Data excerpts:
====================
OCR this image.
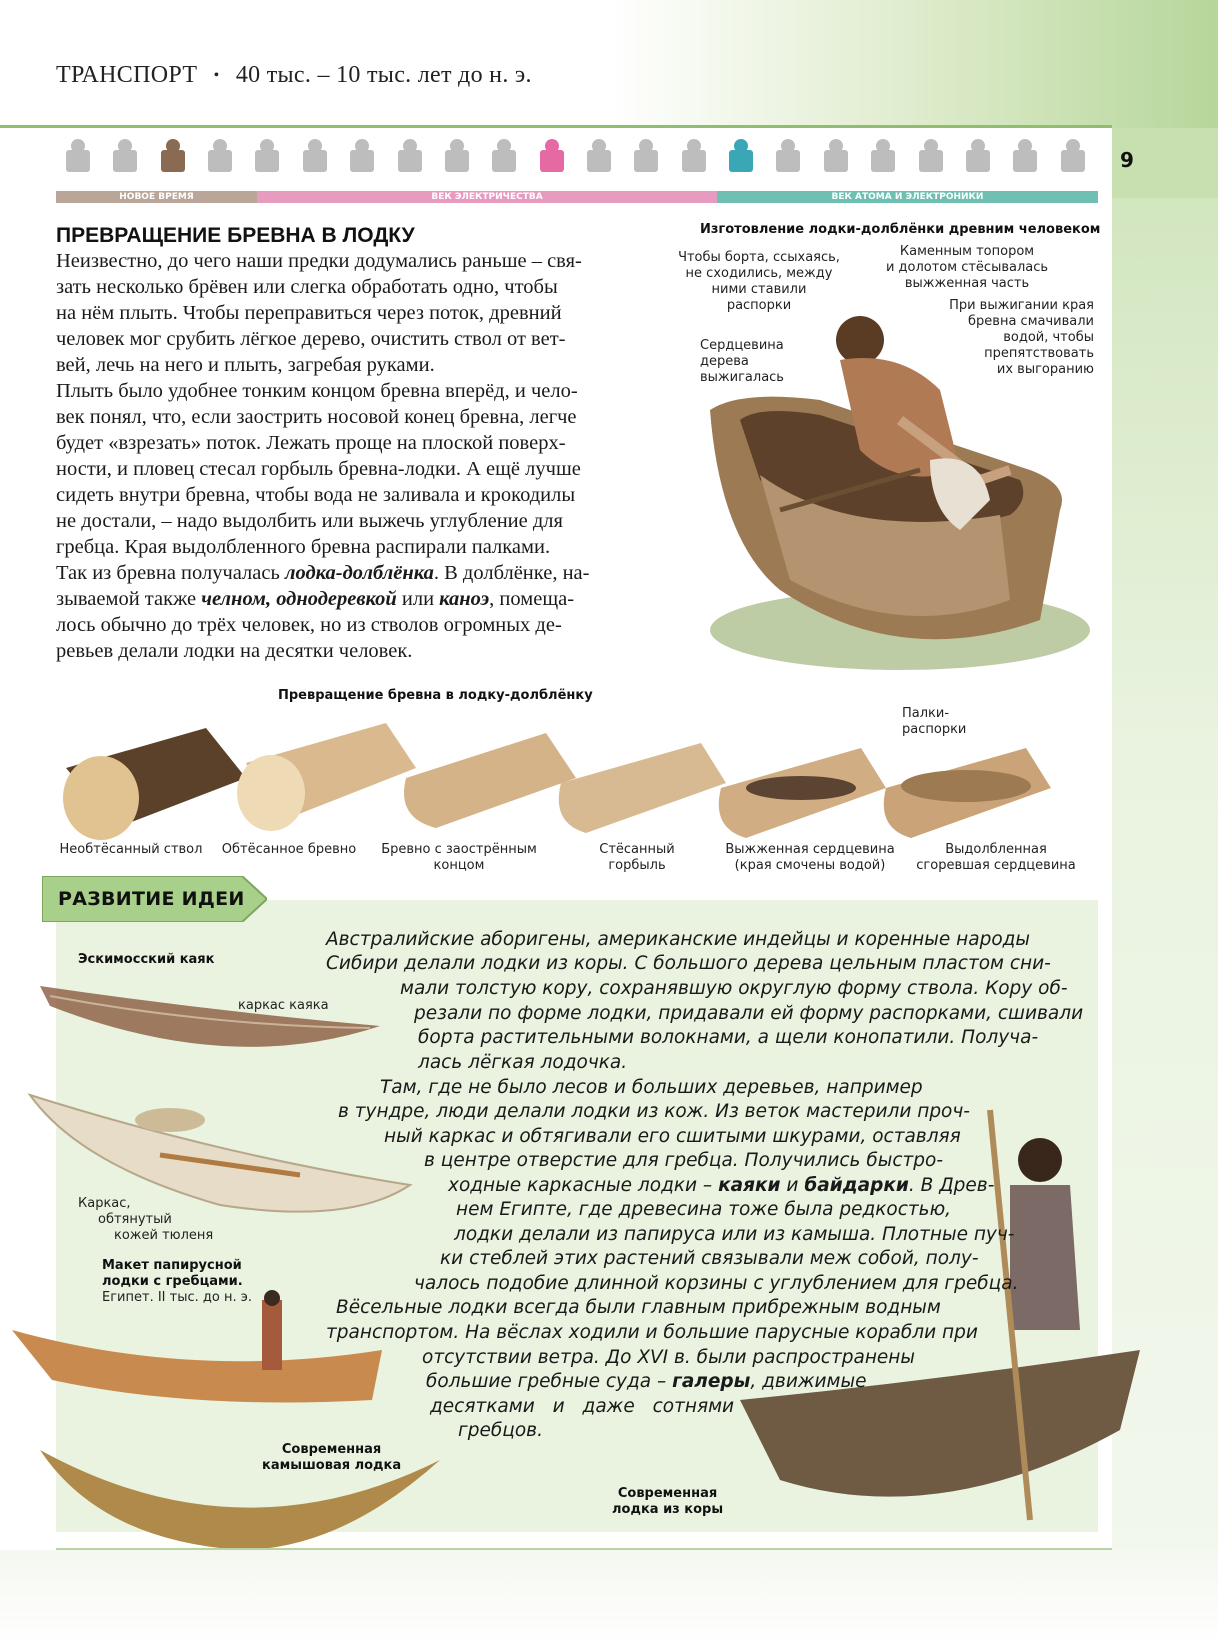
9
ТРАНСПОРТ • 40 тыс. – 10 тыс. лет до н. э.
НОВОЕ ВРЕМЯ	ВЕК ЭЛЕКТРИЧЕСТВА	ВЕК АТОМА И ЭЛЕКТРОНИКИ
ПРЕВРАЩЕНИЕ БРЕВНА В ЛОДКУ
Неизвестно, до чего наши предки додумались раньше – свя-
зать несколько брёвен или слегка обработать одно, чтобы
на нём плыть. Чтобы переправиться через поток, древний
человек мог срубить лёгкое дерево, очистить ствол от вет-
вей, лечь на него и плыть, загребая руками.
Плыть было удобнее тонким концом бревна вперёд, и чело-
век понял, что, если заострить носовой конец бревна, легче
будет «взрезать» поток. Лежать проще на плоской поверх-
ности, и пловец стесал горбыль бревна-лодки. А ещё лучше
сидеть внутри бревна, чтобы вода не заливала и крокодилы
не достали, – надо выдолбить или выжечь углубление для
гребца. Края выдолбленного бревна распирали палками.
Так из бревна получалась лодка-долблёнка. В долблёнке, на-
зываемой также челном, однодеревкой или каноэ, помеща-
лось обычно до трёх человек, но из стволов огромных де-
ревьев делали лодки на десятки человек.
Изготовление лодки-долблёнки древним человеком
Чтобы борта, ссыхаясь,
не сходились, между
ними ставили
распорки
Каменным топором
и долотом стёсывалась
выжженная часть
При выжигании края
бревна смачивали
водой, чтобы
препятствовать
их выгоранию
Сердцевина
дерева
выжигалась
Превращение бревна в лодку-долблёнку
Палки-
распорки
Необтёсанный ствол	Обтёсанное бревно	Бревно с заострённым
концом
Стёсанный
горбыль
Выжженная сердцевина
(края смочены водой)
Выдолбленная
сгоревшая сердцевина
РАЗВИТИЕ ИДЕИ
Эскимосский каяк
каркас каяка
Каркас,
обтянутый
кожей тюленя
Макет папирусной
лодки с гребцами.
Египет. II тыс. до н. э.
Современная
камышовая лодка
Современная
лодка из коры
Австралийские аборигены, американские индейцы и коренные народы
Сибири делали лодки из коры. С большого дерева цельным пластом сни-
мали толстую кору, сохранявшую округлую форму ствола. Кору об-
резали по форме лодки, придавали ей форму распорками, сшивали
борта растительными волокнами, а щели конопатили. Получа-
лась лёгкая лодочка.
Там, где не было лесов и больших деревьев, например
в тундре, люди делали лодки из кож. Из веток мастерили проч-
ный каркас и обтягивали его сшитыми шкурами, оставляя
в центре отверстие для гребца. Получились быстро-
ходные каркасные лодки – каяки и байдарки. В Древ-
нем Египте, где древесина тоже была редкостью,
лодки делали из папируса или из камыша. Плотные пуч-
ки стеблей этих растений связывали меж собой, полу-
чалось подобие длинной корзины с углублением для гребца.
Вёсельные лодки всегда были главным прибрежным водным
транспортом. На вёслах ходили и большие парусные корабли при
отсутствии ветра. До XVI в. были распространены
большие гребные суда – галеры, движимые
десятками и даже сотнями
гребцов.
====================
Output every entry exactly as given; pictures are not part of the copy.

Worked solution:
OCR this image.
9
ТРАНСПОРТ • 40 тыс. – 10 тыс. лет до н. э.
НОВОЕ ВРЕМЯ	ВЕК ЭЛЕКТРИЧЕСТВА	ВЕК АТОМА И ЭЛЕКТРОНИКИ
ПРЕВРАЩЕНИЕ БРЕВНА В ЛОДКУ
Неизвестно, до чего наши предки додумались раньше – свя-
зать несколько брёвен или слегка обработать одно, чтобы
на нём плыть. Чтобы переправиться через поток, древний
человек мог срубить лёгкое дерево, очистить ствол от вет-
вей, лечь на него и плыть, загребая руками.
Плыть было удобнее тонким концом бревна вперёд, и чело-
век понял, что, если заострить носовой конец бревна, легче
будет «взрезать» поток. Лежать проще на плоской поверх-
ности, и пловец стесал горбыль бревна-лодки. А ещё лучше
сидеть внутри бревна, чтобы вода не заливала и крокодилы
не достали, – надо выдолбить или выжечь углубление для
гребца. Края выдолбленного бревна распирали палками.
Так из бревна получалась лодка-долблёнка. В долблёнке, на-
зываемой также челном, однодеревкой или каноэ, помеща-
лось обычно до трёх человек, но из стволов огромных де-
ревьев делали лодки на десятки человек.
Изготовление лодки-долблёнки древним человеком
Чтобы борта, ссыхаясь,
не сходились, между
ними ставили
распорки
Каменным топором
и долотом стёсывалась
выжженная часть
При выжигании края
бревна смачивали
водой, чтобы
препятствовать
их выгоранию
Сердцевина
дерева
выжигалась
Превращение бревна в лодку-долблёнку
Палки-
распорки
Необтёсанный ствол	Обтёсанное бревно	Бревно с заострённым
концом
Стёсанный
горбыль
Выжженная сердцевина
(края смочены водой)
Выдолбленная
сгоревшая сердцевина
РАЗВИТИЕ ИДЕИ
Эскимосский каяк
каркас каяка
Каркас,
обтянутый
кожей тюленя
Макет папирусной
лодки с гребцами.
Египет. II тыс. до н. э.
Современная
камышовая лодка
Современная
лодка из коры
Австралийские аборигены, американские индейцы и коренные народы
Сибири делали лодки из коры. С большого дерева цельным пластом сни-
мали толстую кору, сохранявшую округлую форму ствола. Кору об-
резали по форме лодки, придавали ей форму распорками, сшивали
борта растительными волокнами, а щели конопатили. Получа-
лась лёгкая лодочка.
Там, где не было лесов и больших деревьев, например
в тундре, люди делали лодки из кож. Из веток мастерили проч-
ный каркас и обтягивали его сшитыми шкурами, оставляя
в центре отверстие для гребца. Получились быстро-
ходные каркасные лодки – каяки и байдарки. В Древ-
нем Египте, где древесина тоже была редкостью,
лодки делали из папируса или из камыша. Плотные пуч-
ки стеблей этих растений связывали меж собой, полу-
чалось подобие длинной корзины с углублением для гребца.
Вёсельные лодки всегда были главным прибрежным водным
транспортом. На вёслах ходили и большие парусные корабли при
отсутствии ветра. До XVI в. были распространены
большие гребные суда – галеры, движимые
десятками и даже сотнями
гребцов.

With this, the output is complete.